(WHAT IS EXPECTED):
Write out all of the records precisely. Skip anything that is a picture.

[Records]
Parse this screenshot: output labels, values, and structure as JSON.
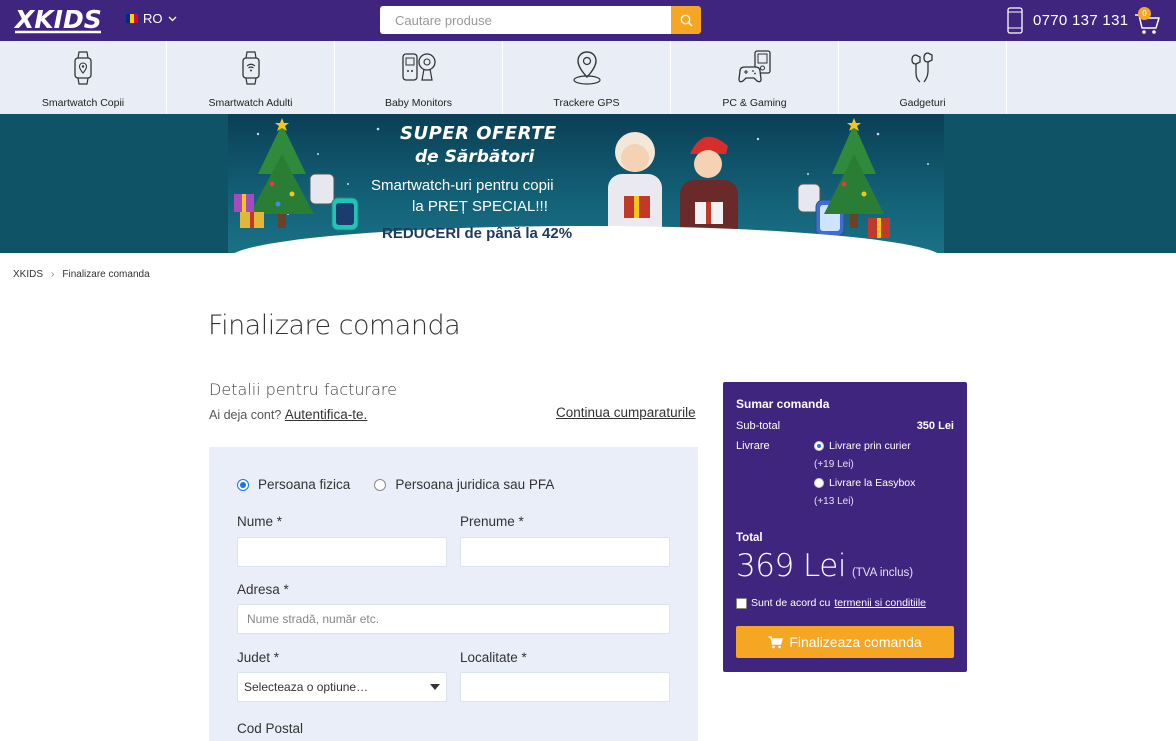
{
  "header": {
    "logo_text": "XKIDS",
    "language": "RO",
    "search_placeholder": "Cautare produse",
    "phone": "0770 137 131",
    "cart_count": "0"
  },
  "categories": [
    {
      "label": "Smartwatch Copii",
      "icon": "smartwatch-pin-icon"
    },
    {
      "label": "Smartwatch Adulti",
      "icon": "smartwatch-wifi-icon"
    },
    {
      "label": "Baby Monitors",
      "icon": "baby-monitor-icon"
    },
    {
      "label": "Trackere GPS",
      "icon": "gps-pin-icon"
    },
    {
      "label": "PC & Gaming",
      "icon": "gamepad-icon"
    },
    {
      "label": "Gadgeturi",
      "icon": "earphones-icon"
    }
  ],
  "banner": {
    "title_line1": "SUPER OFERTE",
    "title_line2": "de Sărbători",
    "sub_line1": "Smartwatch-uri pentru copii",
    "sub_line2": "la PREȚ SPECIAL!!!",
    "sub_line3": "REDUCERI de până la 42%"
  },
  "breadcrumb": {
    "home": "XKIDS",
    "current": "Finalizare comanda"
  },
  "page": {
    "title": "Finalizare comanda",
    "billing_title": "Detalii pentru facturare",
    "account_prompt": "Ai deja cont?",
    "login_link": "Autentifica-te.",
    "continue_link": "Continua cumparaturile"
  },
  "form": {
    "type_person": "Persoana fizica",
    "type_company": "Persoana juridica sau PFA",
    "selected_type": "Persoana fizica",
    "nume_label": "Nume *",
    "nume_value": "",
    "prenume_label": "Prenume *",
    "prenume_value": "",
    "adresa_label": "Adresa *",
    "adresa_placeholder": "Nume stradă, număr etc.",
    "judet_label": "Judet *",
    "judet_selected": "Selecteaza o optiune…",
    "localitate_label": "Localitate *",
    "localitate_value": "",
    "cod_postal_label": "Cod Postal"
  },
  "summary": {
    "title": "Sumar comanda",
    "subtotal_label": "Sub-total",
    "subtotal_value": "350 Lei",
    "delivery_label": "Livrare",
    "delivery_options": [
      {
        "label": "Livrare prin curier",
        "price": "(+19 Lei)",
        "selected": true
      },
      {
        "label": "Livrare la Easybox",
        "price": "(+13 Lei)",
        "selected": false
      }
    ],
    "total_label": "Total",
    "total_value": "369 Lei",
    "tva_note": "(TVA inclus)",
    "terms_prefix": "Sunt de acord cu",
    "terms_link": "termenii si conditiile",
    "terms_checked": false,
    "finish_button": "Finalizeaza comanda"
  },
  "colors": {
    "brand_purple": "#40257f",
    "accent_orange": "#f5a623",
    "nav_bg": "#e9edf5",
    "form_bg": "#e9eef8"
  }
}
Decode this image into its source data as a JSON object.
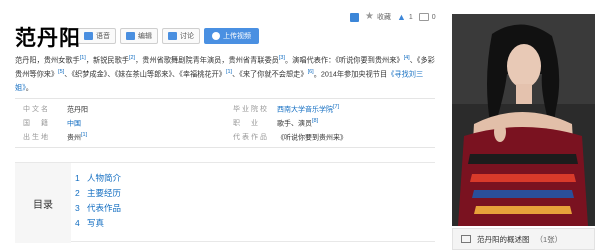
{
  "title": "范丹阳",
  "toolbar": {
    "voice": "语音",
    "edit": "编辑",
    "discuss": "讨论",
    "upload_video": "上传视频"
  },
  "actions": {
    "collect": "收藏",
    "like_count": "1",
    "share_count": "0"
  },
  "summary": {
    "p1": "范丹阳，贵州女歌手",
    "r1": "[1]",
    "p2": "，新锐民歌手",
    "r2": "[2]",
    "p3": "，贵州省歌舞剧院青年演员，贵州省青联委员",
    "r3": "[3]",
    "p4": "。演唱代表作：《听说你要到贵州来》",
    "r4": "[4]",
    "p5": "、《多彩贵州等你来》",
    "r5": "[5]",
    "p6": "、《织梦成金》、《妹在茶山等郎来》、《幸福桃花开》",
    "r6": "[1]",
    "p7": "、《来了你就不会想走》",
    "r7": "[6]",
    "p8": "。2014年参加央视节目",
    "link": "《寻找刘三姐》",
    "p9": "。"
  },
  "info": {
    "rows": [
      {
        "l1": "中文名",
        "v1": "范丹阳",
        "r1": "",
        "l2": "毕业院校",
        "v2": "西南大学音乐学院",
        "r2": "[7]"
      },
      {
        "l1": "国　籍",
        "v1": "中国",
        "r1": "",
        "l2": "职　业",
        "v2": "歌手、演员",
        "r2": "[8]"
      },
      {
        "l1": "出生地",
        "v1": "贵州",
        "r1": "[1]",
        "l2": "代表作品",
        "v2": "《听说你要到贵州来》",
        "r2": ""
      }
    ]
  },
  "toc": {
    "heading": "目录",
    "items": [
      {
        "num": "1",
        "label": "人物简介"
      },
      {
        "num": "2",
        "label": "主要经历"
      },
      {
        "num": "3",
        "label": "代表作品"
      },
      {
        "num": "4",
        "label": "写真"
      }
    ]
  },
  "photo": {
    "caption": "范丹阳的概述图",
    "count": "（1张）"
  },
  "colors": {
    "link": "#136ec2",
    "primary_button": "#4a90e2"
  }
}
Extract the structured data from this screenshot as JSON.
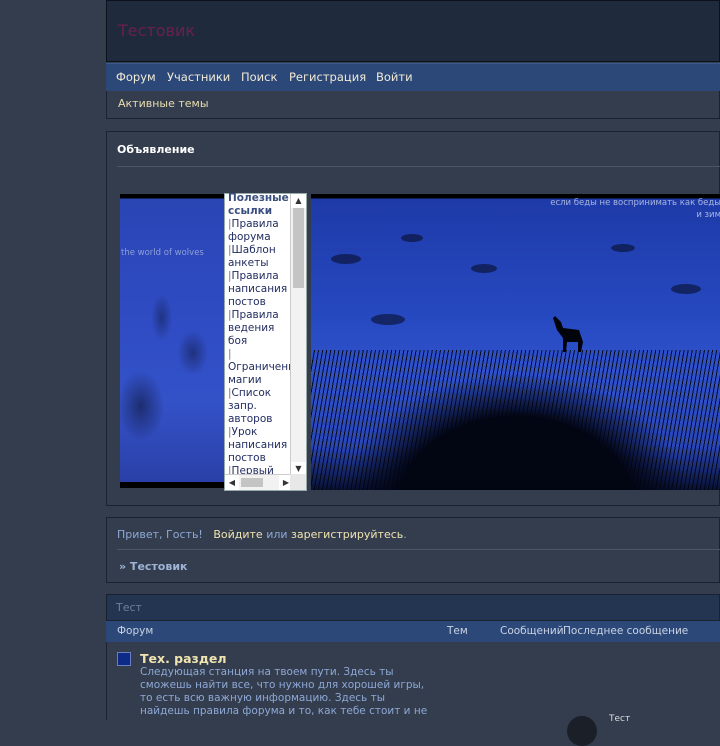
{
  "site": {
    "title": "Тестовик"
  },
  "nav": {
    "items": [
      "Форум",
      "Участники",
      "Поиск",
      "Регистрация",
      "Войти"
    ]
  },
  "subnav": {
    "active_topics": "Активные темы"
  },
  "announcement": {
    "title": "Объявление",
    "left_caption": "the world of wolves",
    "quote_line1": "если беды не воспринимать как беды",
    "quote_line2": "и зим",
    "links_heading": "Полезные ссылки",
    "links": [
      "Правила форума",
      "Шаблон анкеты",
      "Правила написания постов",
      "Правила ведения боя",
      "Ограничения магии",
      "Список запр. авторов",
      "Урок написания постов",
      "Первый"
    ],
    "link_bar": "|"
  },
  "greeting": {
    "hello": "Привет, Гость!",
    "login": "Войдите",
    "or": "или",
    "register": "зарегистрируйтесь",
    "period": ".",
    "breadcrumb": "» Тестовик"
  },
  "category": {
    "title": "Тест",
    "columns": {
      "forum": "Форум",
      "topics": "Тем",
      "posts": "Сообщений",
      "last": "Последнее сообщение"
    },
    "forums": [
      {
        "name": "Тех. раздел",
        "description": "Следующая станция на твоем пути. Здесь ты сможешь найти все, что нужно для хорошей игры, то есть всю важную информацию. Здесь ты найдешь правила форума и то, как тебе стоит и не",
        "last_post": "Тест"
      }
    ]
  },
  "colors": {
    "nav_bg": "#2c4878",
    "link": "#f0e4b0",
    "page_bg": "#333d4d"
  }
}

(RESULT FOR THIS TASK):
Parse this screenshot: output labels, values, and structure as JSON.
{
  "header": {
    "logo_text": "XKIDS",
    "language": "RO",
    "search_placeholder": "Cautare produse",
    "phone": "0770 137 131",
    "cart_count": "0"
  },
  "categories": [
    {
      "label": "Smartwatch Copii",
      "icon": "smartwatch-pin-icon"
    },
    {
      "label": "Smartwatch Adulti",
      "icon": "smartwatch-wifi-icon"
    },
    {
      "label": "Baby Monitors",
      "icon": "baby-monitor-icon"
    },
    {
      "label": "Trackere GPS",
      "icon": "gps-pin-icon"
    },
    {
      "label": "PC & Gaming",
      "icon": "gamepad-icon"
    },
    {
      "label": "Gadgeturi",
      "icon": "earphones-icon"
    }
  ],
  "banner": {
    "title_line1": "SUPER OFERTE",
    "title_line2": "de Sărbători",
    "sub_line1": "Smartwatch-uri pentru copii",
    "sub_line2": "la PREȚ SPECIAL!!!",
    "sub_line3": "REDUCERI de până la 42%"
  },
  "breadcrumb": {
    "home": "XKIDS",
    "current": "Finalizare comanda"
  },
  "page": {
    "title": "Finalizare comanda",
    "billing_title": "Detalii pentru facturare",
    "account_prompt": "Ai deja cont?",
    "login_link": "Autentifica-te.",
    "continue_link": "Continua cumparaturile"
  },
  "form": {
    "type_person": "Persoana fizica",
    "type_company": "Persoana juridica sau PFA",
    "selected_type": "Persoana fizica",
    "nume_label": "Nume *",
    "nume_value": "",
    "prenume_label": "Prenume *",
    "prenume_value": "",
    "adresa_label": "Adresa *",
    "adresa_placeholder": "Nume stradă, număr etc.",
    "judet_label": "Judet *",
    "judet_selected": "Selecteaza o optiune…",
    "localitate_label": "Localitate *",
    "localitate_value": "",
    "cod_postal_label": "Cod Postal"
  },
  "summary": {
    "title": "Sumar comanda",
    "subtotal_label": "Sub-total",
    "subtotal_value": "350 Lei",
    "delivery_label": "Livrare",
    "delivery_options": [
      {
        "label": "Livrare prin curier",
        "price": "(+19 Lei)",
        "selected": true
      },
      {
        "label": "Livrare la Easybox",
        "price": "(+13 Lei)",
        "selected": false
      }
    ],
    "total_label": "Total",
    "total_value": "369 Lei",
    "tva_note": "(TVA inclus)",
    "terms_prefix": "Sunt de acord cu",
    "terms_link": "termenii si conditiile",
    "terms_checked": false,
    "finish_button": "Finalizeaza comanda"
  },
  "colors": {
    "brand_purple": "#40257f",
    "accent_orange": "#f5a623",
    "nav_bg": "#e9edf5",
    "form_bg": "#e9eef8"
  }
}
Decode this image into its source data as a JSON object.
{
  "title": "范丹阳",
  "toolbar": {
    "voice": "语音",
    "edit": "编辑",
    "discuss": "讨论",
    "upload_video": "上传视频"
  },
  "actions": {
    "collect": "收藏",
    "like_count": "1",
    "share_count": "0"
  },
  "summary": {
    "p1": "范丹阳，贵州女歌手",
    "r1": "[1]",
    "p2": "，新锐民歌手",
    "r2": "[2]",
    "p3": "，贵州省歌舞剧院青年演员，贵州省青联委员",
    "r3": "[3]",
    "p4": "。演唱代表作：《听说你要到贵州来》",
    "r4": "[4]",
    "p5": "、《多彩贵州等你来》",
    "r5": "[5]",
    "p6": "、《织梦成金》、《妹在茶山等郎来》、《幸福桃花开》",
    "r6": "[1]",
    "p7": "、《来了你就不会想走》",
    "r7": "[6]",
    "p8": "。2014年参加央视节目",
    "link": "《寻找刘三姐》",
    "p9": "。"
  },
  "info": {
    "rows": [
      {
        "l1": "中文名",
        "v1": "范丹阳",
        "r1": "",
        "l2": "毕业院校",
        "v2": "西南大学音乐学院",
        "r2": "[7]"
      },
      {
        "l1": "国　籍",
        "v1": "中国",
        "r1": "",
        "l2": "职　业",
        "v2": "歌手、演员",
        "r2": "[8]"
      },
      {
        "l1": "出生地",
        "v1": "贵州",
        "r1": "[1]",
        "l2": "代表作品",
        "v2": "《听说你要到贵州来》",
        "r2": ""
      }
    ]
  },
  "toc": {
    "heading": "目录",
    "items": [
      {
        "num": "1",
        "label": "人物简介"
      },
      {
        "num": "2",
        "label": "主要经历"
      },
      {
        "num": "3",
        "label": "代表作品"
      },
      {
        "num": "4",
        "label": "写真"
      }
    ]
  },
  "photo": {
    "caption": "范丹阳的概述图",
    "count": "（1张）"
  },
  "colors": {
    "link": "#136ec2",
    "primary_button": "#4a90e2"
  }
}
Extract the structured data from this screenshot as JSON.
{
  "site": {
    "title": "Тестовик"
  },
  "nav": {
    "items": [
      "Форум",
      "Участники",
      "Поиск",
      "Регистрация",
      "Войти"
    ]
  },
  "subnav": {
    "active_topics": "Активные темы"
  },
  "announcement": {
    "title": "Объявление",
    "left_caption": "the world of wolves",
    "quote_line1": "если беды не воспринимать как беды",
    "quote_line2": "и зим",
    "links_heading": "Полезные ссылки",
    "links": [
      "Правила форума",
      "Шаблон анкеты",
      "Правила написания постов",
      "Правила ведения боя",
      "Ограничения магии",
      "Список запр. авторов",
      "Урок написания постов",
      "Первый"
    ],
    "link_bar": "|"
  },
  "greeting": {
    "hello": "Привет, Гость!",
    "login": "Войдите",
    "or": "или",
    "register": "зарегистрируйтесь",
    "period": ".",
    "breadcrumb": "» Тестовик"
  },
  "category": {
    "title": "Тест",
    "columns": {
      "forum": "Форум",
      "topics": "Тем",
      "posts": "Сообщений",
      "last": "Последнее сообщение"
    },
    "forums": [
      {
        "name": "Тех. раздел",
        "description": "Следующая станция на твоем пути. Здесь ты сможешь найти все, что нужно для хорошей игры, то есть всю важную информацию. Здесь ты найдешь правила форума и то, как тебе стоит и не",
        "last_post": "Тест"
      }
    ]
  },
  "colors": {
    "nav_bg": "#2c4878",
    "link": "#f0e4b0",
    "page_bg": "#333d4d"
  }
}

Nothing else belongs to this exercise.